▶ EXERCISE DIRECTIONS
Return the listing below exactly, with the pictures dropped.

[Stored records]

+++

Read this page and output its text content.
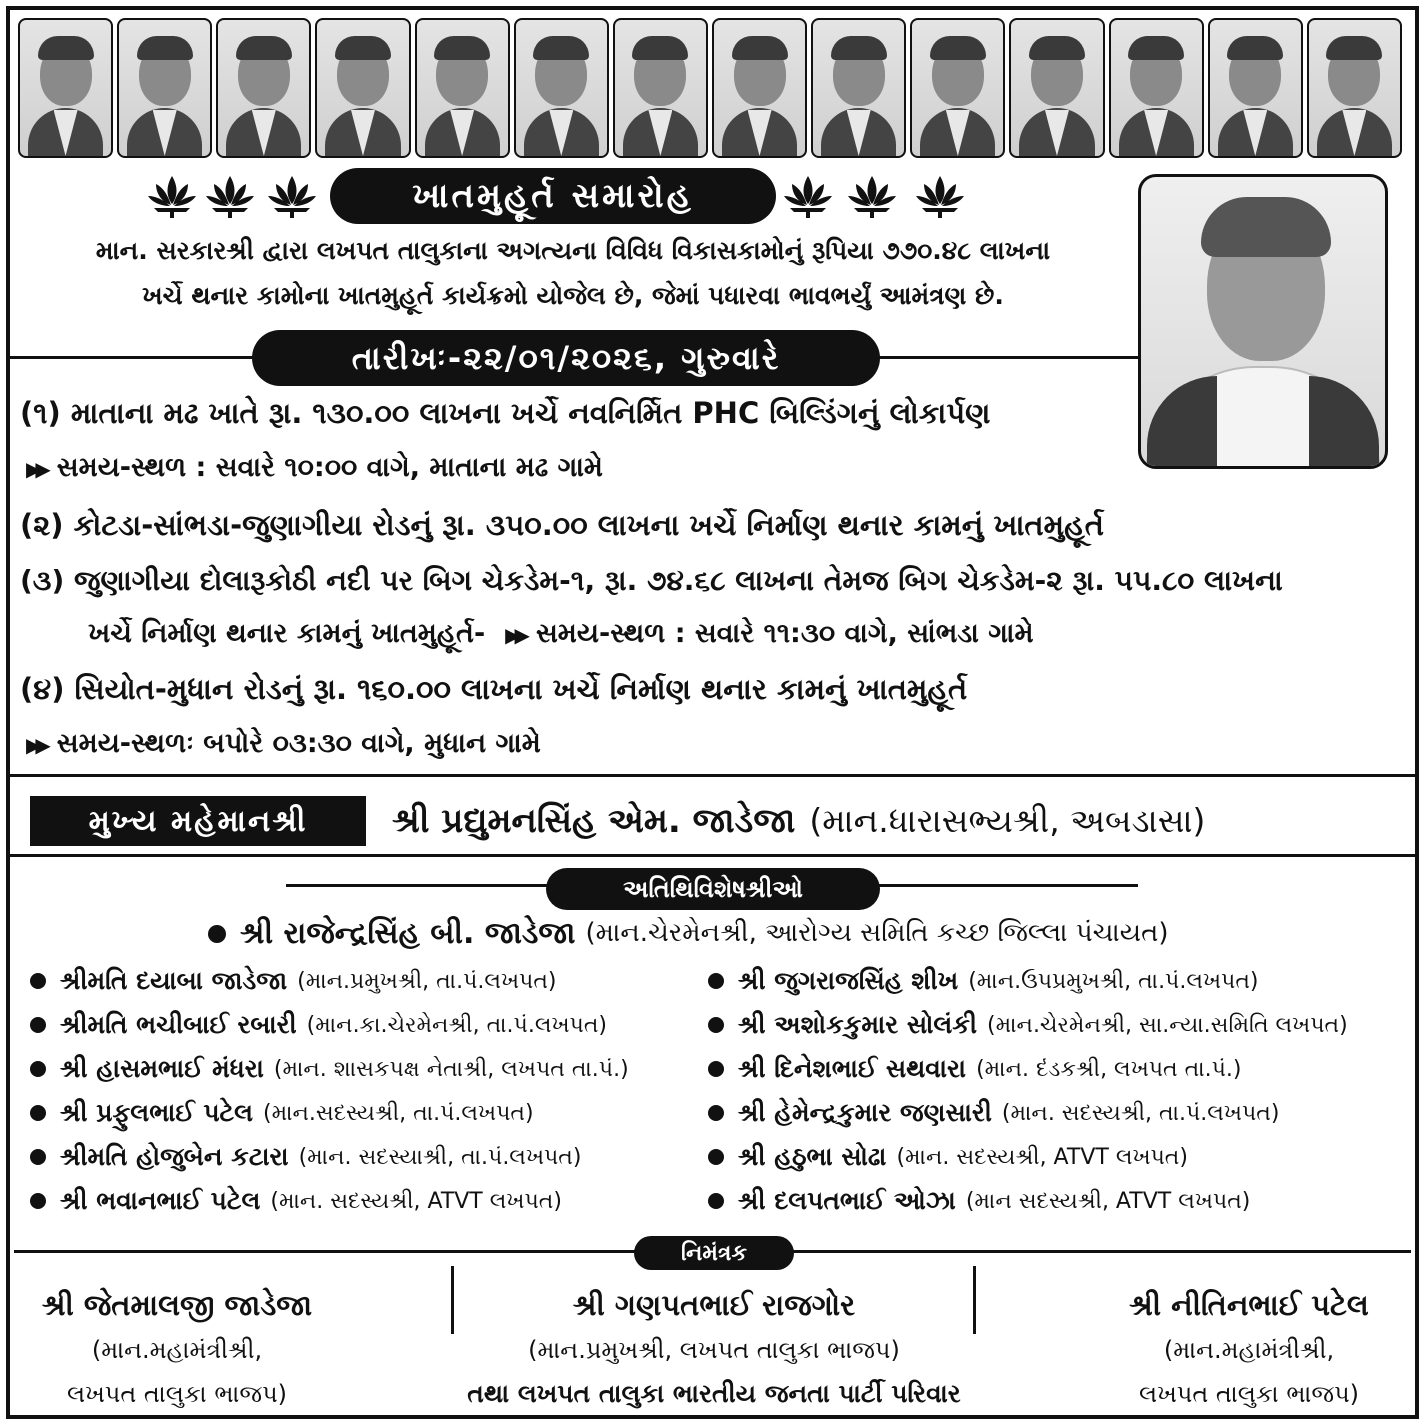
ખાતમુહૂર્ત સમારોહ
માન. સરકારશ્રી દ્વારા લખપત તાલુકાના અગત્યના વિવિધ વિકાસકામોનું રૂપિયા ૭૭૦.૪૮ લાખના
ખર્ચે થનાર કામોના ખાતમુહૂર્ત કાર્યક્રમો યોજેલ છે, જેમાં પધારવા ભાવભર્યું આમંત્રણ છે.
તારીખઃ-૨૨/૦૧/૨૦૨૬, ગુરુવારે
(૧) માતાના મઢ ખાતે રૂા. ૧૩૦.૦૦ લાખના ખર્ચે નવનિર્મિત PHC બિલ્ડિંગનું લોકાર્પણ
▶▶ સમય-સ્થળ : સવારે ૧૦:૦૦ વાગે, માતાના મઢ ગામે
(૨) કોટડા-સાંભડા-જુણાગીયા રોડનું રૂા. ૩૫૦.૦૦ લાખના ખર્ચે નિર્માણ થનાર કામનું ખાતમુહૂર્ત
(૩) જુણાગીયા દોલારૂકોઠી નદી પર બિગ ચેકડેમ-૧, રૂા. ૭૪.૬૮ લાખના તેમજ બિગ ચેકડેમ-૨ રૂા. ૫૫.૮૦ લાખના
ખર્ચે નિર્માણ થનાર કામનું ખાતમુહૂર્ત- ▶▶ સમય-સ્થળ : સવારે ૧૧:૩૦ વાગે, સાંભડા ગામે
(૪) સિયોત-મુધાન રોડનું રૂા. ૧૬૦.૦૦ લાખના ખર્ચે નિર્માણ થનાર કામનું ખાતમુહૂર્ત
▶▶ સમય-સ્થળઃ બપોરે ૦૩:૩૦ વાગે, મુધાન ગામે
મુખ્ય મહેમાનશ્રી	શ્રી પ્રદ્યુમનસિંહ એમ. જાડેજા (માન.ધારાસભ્યશ્રી, અબડાસા)
અતિથિવિશેષશ્રીઓ
શ્રી રાજેન્દ્રસિંહ બી. જાડેજા (માન.ચેરમેનશ્રી, આરોગ્ય સમિતિ કચ્છ જિલ્લા પંચાયત)
શ્રીમતિ દયાબા જાડેજા (માન.પ્રમુખશ્રી, તા.પં.લખપત)
શ્રીમતિ ભચીબાઈ રબારી (માન.કા.ચેરમેનશ્રી, તા.પં.લખપત)
શ્રી હાસમભાઈ મંધરા (માન. શાસકપક્ષ નેતાશ્રી, લખપત તા.પં.)
શ્રી પ્રફુલભાઈ પટેલ (માન.સદસ્યશ્રી, તા.પં.લખપત)
શ્રીમતિ હોજુબેન કટારા (માન. સદસ્યાશ્રી, તા.પં.લખપત)
શ્રી ભવાનભાઈ પટેલ (માન. સદસ્યશ્રી, ATVT લખપત)
શ્રી જુગરાજસિંહ શીખ (માન.ઉપપ્રમુખશ્રી, તા.પં.લખપત)
શ્રી અશોકકુમાર સોલંકી (માન.ચેરમેનશ્રી, સા.ન્યા.સમિતિ લખપત)
શ્રી દિનેશભાઈ સથવારા (માન. દંડકશ્રી, લખપત તા.પં.)
શ્રી હેમેન્દ્રકુમાર જણસારી (માન. સદસ્યશ્રી, તા.પં.લખપત)
શ્રી હઠુભા સોઢા (માન. સદસ્યશ્રી, ATVT લખપત)
શ્રી દલપતભાઈ ઓઝા (માન સદસ્યશ્રી, ATVT લખપત)
નિમંત્રક
શ્રી જેતમાલજી જાડેજા
(માન.મહામંત્રીશ્રી,
લખપત તાલુકા ભાજપ)
શ્રી ગણપતભાઈ રાજગોર
(માન.પ્રમુખશ્રી, લખપત તાલુકા ભાજપ)
તથા લખપત તાલુકા ભારતીય જનતા પાર્ટી પરિવાર
શ્રી નીતિનભાઈ પટેલ
(માન.મહામંત્રીશ્રી,
લખપત તાલુકા ભાજપ)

+++

▶ OUTPUT FOR THIS TASK
Read this page and output its text content.
ખાતમુહૂર્ત સમારોહ
માન. સરકારશ્રી દ્વારા લખપત તાલુકાના અગત્યના વિવિધ વિકાસકામોનું રૂપિયા ૭૭૦.૪૮ લાખના
ખર્ચે થનાર કામોના ખાતમુહૂર્ત કાર્યક્રમો યોજેલ છે, જેમાં પધારવા ભાવભર્યું આમંત્રણ છે.
તારીખઃ-૨૨/૦૧/૨૦૨૬, ગુરુવારે
(૧) માતાના મઢ ખાતે રૂા. ૧૩૦.૦૦ લાખના ખર્ચે નવનિર્મિત PHC બિલ્ડિંગનું લોકાર્પણ
▶▶ સમય-સ્થળ : સવારે ૧૦:૦૦ વાગે, માતાના મઢ ગામે
(૨) કોટડા-સાંભડા-જુણાગીયા રોડનું રૂા. ૩૫૦.૦૦ લાખના ખર્ચે નિર્માણ થનાર કામનું ખાતમુહૂર્ત
(૩) જુણાગીયા દોલારૂકોઠી નદી પર બિગ ચેકડેમ-૧, રૂા. ૭૪.૬૮ લાખના તેમજ બિગ ચેકડેમ-૨ રૂા. ૫૫.૮૦ લાખના
ખર્ચે નિર્માણ થનાર કામનું ખાતમુહૂર્ત- ▶▶ સમય-સ્થળ : સવારે ૧૧:૩૦ વાગે, સાંભડા ગામે
(૪) સિયોત-મુધાન રોડનું રૂા. ૧૬૦.૦૦ લાખના ખર્ચે નિર્માણ થનાર કામનું ખાતમુહૂર્ત
▶▶ સમય-સ્થળઃ બપોરે ૦૩:૩૦ વાગે, મુધાન ગામે
મુખ્ય મહેમાનશ્રી	શ્રી પ્રદ્યુમનસિંહ એમ. જાડેજા (માન.ધારાસભ્યશ્રી, અબડાસા)
અતિથિવિશેષશ્રીઓ
શ્રી રાજેન્દ્રસિંહ બી. જાડેજા (માન.ચેરમેનશ્રી, આરોગ્ય સમિતિ કચ્છ જિલ્લા પંચાયત)
શ્રીમતિ દયાબા જાડેજા (માન.પ્રમુખશ્રી, તા.પં.લખપત)
શ્રીમતિ ભચીબાઈ રબારી (માન.કા.ચેરમેનશ્રી, તા.પં.લખપત)
શ્રી હાસમભાઈ મંધરા (માન. શાસકપક્ષ નેતાશ્રી, લખપત તા.પં.)
શ્રી પ્રફુલભાઈ પટેલ (માન.સદસ્યશ્રી, તા.પં.લખપત)
શ્રીમતિ હોજુબેન કટારા (માન. સદસ્યાશ્રી, તા.પં.લખપત)
શ્રી ભવાનભાઈ પટેલ (માન. સદસ્યશ્રી, ATVT લખપત)
શ્રી જુગરાજસિંહ શીખ (માન.ઉપપ્રમુખશ્રી, તા.પં.લખપત)
શ્રી અશોકકુમાર સોલંકી (માન.ચેરમેનશ્રી, સા.ન્યા.સમિતિ લખપત)
શ્રી દિનેશભાઈ સથવારા (માન. દંડકશ્રી, લખપત તા.પં.)
શ્રી હેમેન્દ્રકુમાર જણસારી (માન. સદસ્યશ્રી, તા.પં.લખપત)
શ્રી હઠુભા સોઢા (માન. સદસ્યશ્રી, ATVT લખપત)
શ્રી દલપતભાઈ ઓઝા (માન સદસ્યશ્રી, ATVT લખપત)
નિમંત્રક
શ્રી જેતમાલજી જાડેજા
(માન.મહામંત્રીશ્રી,
લખપત તાલુકા ભાજપ)
શ્રી ગણપતભાઈ રાજગોર
(માન.પ્રમુખશ્રી, લખપત તાલુકા ભાજપ)
તથા લખપત તાલુકા ભારતીય જનતા પાર્ટી પરિવાર
શ્રી નીતિનભાઈ પટેલ
(માન.મહામંત્રીશ્રી,
લખપત તાલુકા ભાજપ)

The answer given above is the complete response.